Entries taken from a collection
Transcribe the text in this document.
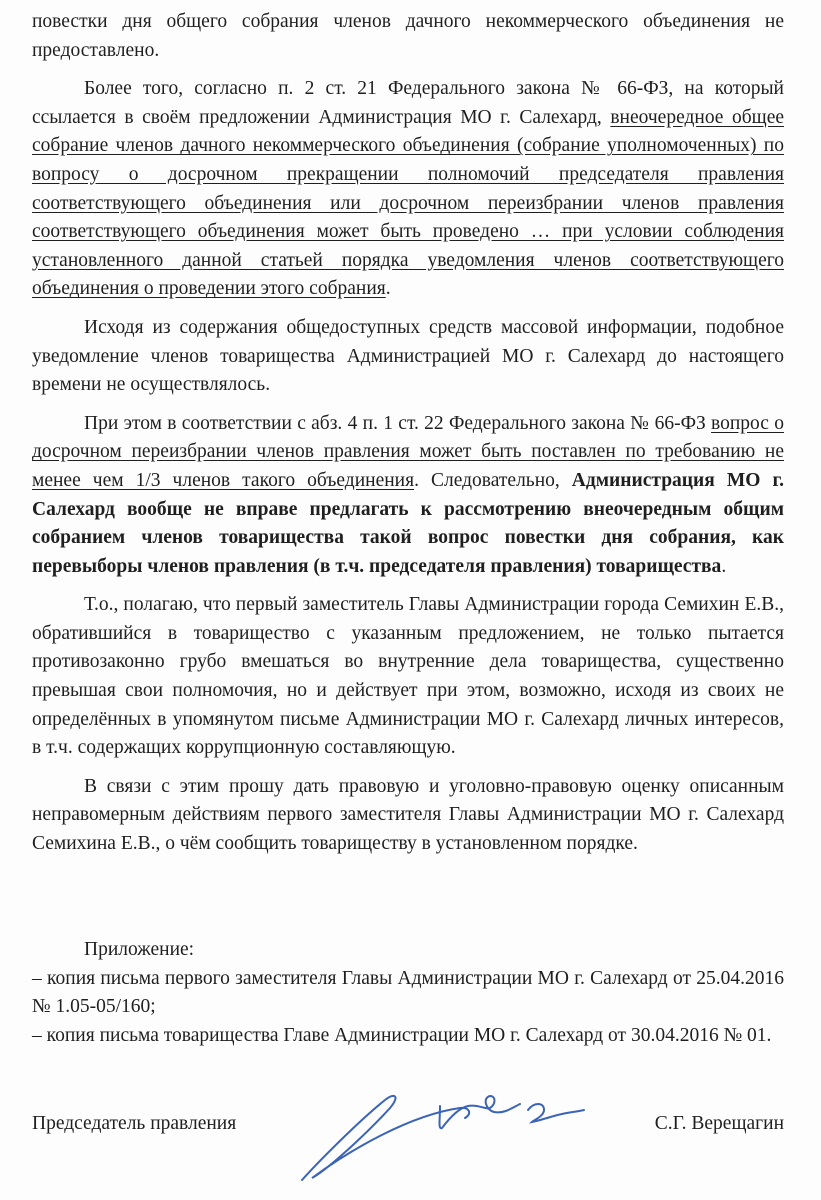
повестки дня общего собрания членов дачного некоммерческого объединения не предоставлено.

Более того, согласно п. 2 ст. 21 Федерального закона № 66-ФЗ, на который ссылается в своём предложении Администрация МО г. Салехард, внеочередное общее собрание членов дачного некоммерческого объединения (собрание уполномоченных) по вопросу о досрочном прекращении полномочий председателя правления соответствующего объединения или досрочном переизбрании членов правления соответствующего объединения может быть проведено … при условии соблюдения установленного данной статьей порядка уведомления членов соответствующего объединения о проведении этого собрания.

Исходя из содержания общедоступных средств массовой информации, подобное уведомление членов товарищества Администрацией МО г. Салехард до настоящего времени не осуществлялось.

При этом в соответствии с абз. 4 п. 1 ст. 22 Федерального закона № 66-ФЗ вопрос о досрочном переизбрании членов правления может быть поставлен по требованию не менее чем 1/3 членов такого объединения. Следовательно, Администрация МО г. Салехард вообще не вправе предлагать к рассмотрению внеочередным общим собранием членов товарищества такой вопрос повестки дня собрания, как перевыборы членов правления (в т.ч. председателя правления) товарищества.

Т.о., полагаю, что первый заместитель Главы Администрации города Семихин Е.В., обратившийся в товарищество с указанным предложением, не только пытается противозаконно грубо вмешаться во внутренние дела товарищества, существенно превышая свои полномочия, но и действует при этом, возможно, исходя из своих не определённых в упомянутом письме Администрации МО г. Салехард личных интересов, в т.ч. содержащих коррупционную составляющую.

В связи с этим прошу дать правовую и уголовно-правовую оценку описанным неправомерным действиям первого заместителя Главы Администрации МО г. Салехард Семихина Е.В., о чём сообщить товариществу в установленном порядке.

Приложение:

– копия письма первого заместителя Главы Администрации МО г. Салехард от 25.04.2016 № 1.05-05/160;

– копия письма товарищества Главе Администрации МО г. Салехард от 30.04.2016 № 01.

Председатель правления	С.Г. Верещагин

## Written request
Go through the listing above and return every line where the word "может" occurs.

## Exercise result
Более того, согласно п. 2 ст. 21 Федерального закона № 66-ФЗ, на который ссылается в своём предложении Администрация МО г. Салехард, внеочередное общее собрание членов дачного некоммерческого объединения (собрание уполномоченных) по вопросу о досрочном прекращении полномочий председателя правления соответствующего объединения или досрочном переизбрании членов правления соответствующего объединения может быть проведено … при условии соблюдения установленного данной статьей порядка уведомления членов соответствующего объединения о проведении этого собрания.
При этом в соответствии с абз. 4 п. 1 ст. 22 Федерального закона № 66-ФЗ вопрос о досрочном переизбрании членов правления может быть поставлен по требованию не менее чем 1/3 членов такого объединения. Следовательно, Администрация МО г. Салехард вообще не вправе предлагать к рассмотрению внеочередным общим собранием членов товарищества такой вопрос повестки дня собрания, как перевыборы членов правления (в т.ч. председателя правления) товарищества.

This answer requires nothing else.